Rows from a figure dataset
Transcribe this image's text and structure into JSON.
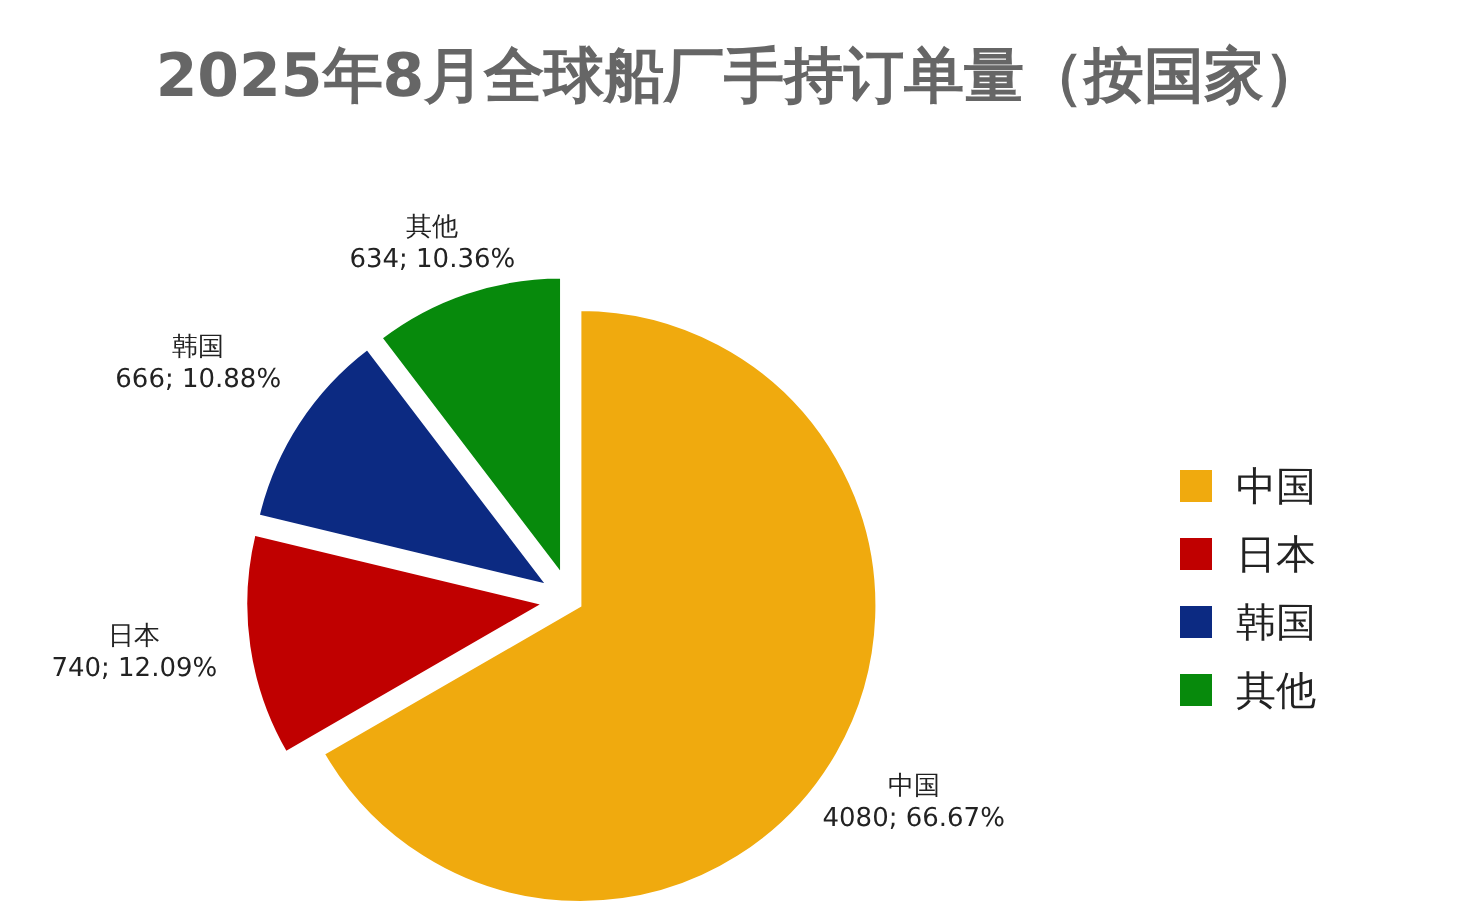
{
  "chart_data": {
    "type": "pie",
    "title": "2025年8月全球船厂手持订单量（按国家）",
    "categories": [
      "中国",
      "日本",
      "韩国",
      "其他"
    ],
    "values": [
      4080,
      740,
      666,
      634
    ],
    "colors": [
      "#f0aa0e",
      "#c00000",
      "#0c2a82",
      "#078a0c"
    ],
    "value_labels": [
      "4080; 66.67%",
      "740; 12.09%",
      "666; 10.88%",
      "634; 10.36%"
    ],
    "legend": "right"
  }
}
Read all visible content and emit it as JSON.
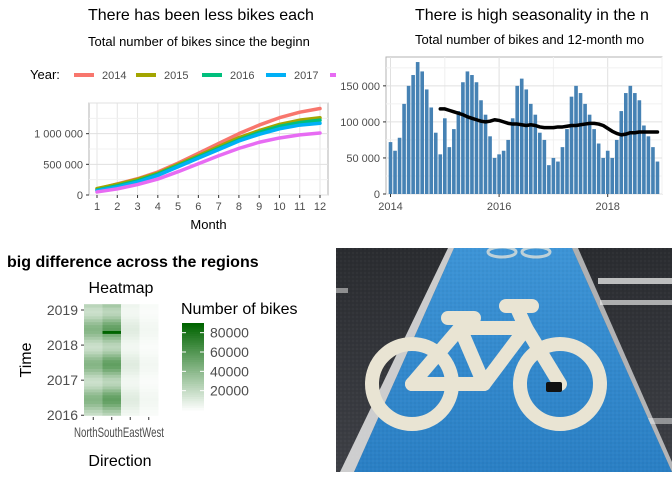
{
  "chart_data": [
    {
      "type": "line",
      "title": "There has been less bikes each",
      "subtitle": "Total number of bikes since the beginn",
      "xlabel": "Month",
      "ylabel": "",
      "legend_title": "Year:",
      "legend_position": "top",
      "grid": true,
      "xlim": [
        1,
        12
      ],
      "ylim": [
        0,
        1500000
      ],
      "x": [
        1,
        2,
        3,
        4,
        5,
        6,
        7,
        8,
        9,
        10,
        11,
        12
      ],
      "xticks": [
        "1",
        "2",
        "3",
        "4",
        "5",
        "6",
        "7",
        "8",
        "9",
        "10",
        "11",
        "12"
      ],
      "yticks": [
        0,
        500000,
        1000000
      ],
      "ytick_labels": [
        "0",
        "500 000",
        "1 000 000"
      ],
      "series": [
        {
          "name": "2014",
          "color": "#F8766D",
          "values": [
            95000,
            180000,
            265000,
            375000,
            520000,
            680000,
            840000,
            1000000,
            1140000,
            1260000,
            1350000,
            1410000
          ]
        },
        {
          "name": "2015",
          "color": "#A3A500",
          "values": [
            105000,
            175000,
            255000,
            355000,
            500000,
            640000,
            790000,
            935000,
            1050000,
            1150000,
            1220000,
            1260000
          ]
        },
        {
          "name": "2016",
          "color": "#00BF7D",
          "values": [
            80000,
            150000,
            230000,
            340000,
            480000,
            620000,
            760000,
            900000,
            1020000,
            1120000,
            1180000,
            1220000
          ]
        },
        {
          "name": "2017",
          "color": "#00B0F6",
          "values": [
            70000,
            130000,
            210000,
            320000,
            460000,
            600000,
            740000,
            880000,
            990000,
            1080000,
            1140000,
            1170000
          ]
        },
        {
          "name": "",
          "color": "#E76BF3",
          "values": [
            50000,
            100000,
            170000,
            260000,
            380000,
            510000,
            640000,
            760000,
            860000,
            930000,
            980000,
            1010000
          ]
        }
      ]
    },
    {
      "type": "bar",
      "title": "There is high seasonality in the n",
      "subtitle": "Total number of bikes and 12-month mo",
      "xlabel": "",
      "ylabel": "",
      "grid": true,
      "xlim": [
        2013.917,
        2019.0
      ],
      "ylim": [
        0,
        190000
      ],
      "xticks": [
        2014,
        2016,
        2018
      ],
      "xtick_labels": [
        "2014",
        "2016",
        "2018"
      ],
      "yticks": [
        0,
        50000,
        100000,
        150000
      ],
      "ytick_labels": [
        "0",
        "50 000",
        "100 000",
        "150 000"
      ],
      "bar_color": "#4682B4",
      "monthly_values": [
        72000,
        60000,
        78000,
        125000,
        150000,
        165000,
        183000,
        170000,
        145000,
        120000,
        85000,
        55000,
        105000,
        65000,
        90000,
        115000,
        155000,
        170000,
        165000,
        155000,
        130000,
        110000,
        80000,
        50000,
        55000,
        60000,
        75000,
        105000,
        150000,
        160000,
        145000,
        125000,
        110000,
        85000,
        75000,
        40000,
        50000,
        45000,
        65000,
        90000,
        135000,
        150000,
        140000,
        125000,
        110000,
        90000,
        70000,
        50000,
        60000,
        50000,
        75000,
        115000,
        140000,
        150000,
        140000,
        130000,
        95000,
        80000,
        65000,
        45000
      ],
      "moving_average": {
        "color": "#000000",
        "start_index": 11,
        "values": [
          118000,
          118000,
          116000,
          114000,
          112000,
          110000,
          107000,
          105000,
          103000,
          101000,
          100000,
          101000,
          103000,
          102000,
          100000,
          98000,
          97000,
          97000,
          96000,
          95000,
          96000,
          95000,
          93000,
          92000,
          92000,
          92000,
          93000,
          93000,
          94000,
          95000,
          95000,
          96000,
          97000,
          98000,
          98000,
          97000,
          95000,
          91000,
          87000,
          84000,
          82000,
          83000,
          85000,
          85000,
          86000,
          86000,
          86000,
          86000,
          86000
        ]
      }
    },
    {
      "type": "heatmap",
      "title": "Heatmap",
      "page_heading": "big difference across the regions",
      "xlabel": "Direction",
      "ylabel": "Time",
      "categories": [
        "North",
        "South",
        "East",
        "West"
      ],
      "xtick_text": "NorthSouthEastWest",
      "ylim": [
        2015.95,
        2019.2
      ],
      "yticks": [
        2016,
        2017,
        2018,
        2019
      ],
      "ytick_labels": [
        "2016",
        "2017",
        "2018",
        "2019"
      ],
      "legend_title": "Number of bikes",
      "legend_ticks": [
        20000,
        40000,
        60000,
        80000
      ],
      "legend_tick_labels": [
        "20000",
        "40000",
        "60000",
        "80000"
      ],
      "color_low": "#ffffff",
      "color_high": "#006400",
      "value_range": [
        0,
        90000
      ],
      "series": [
        {
          "name": "North",
          "level": 0.48
        },
        {
          "name": "South",
          "level": 0.62
        },
        {
          "name": "East",
          "level": 0.12
        },
        {
          "name": "West",
          "level": 0.05
        }
      ]
    }
  ],
  "photo": {
    "description_icon": "bicycle-lane-icon",
    "lane_color": "#2e86c9",
    "road_color": "#3a3d42"
  }
}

YOUR INSTRUCTIONS >>
From the listing above, copy every line that includes the word "There".

RESULT FOR THIS EXERCISE >>
      "title": "There has been less bikes each",
      "title": "There is high seasonality in the n",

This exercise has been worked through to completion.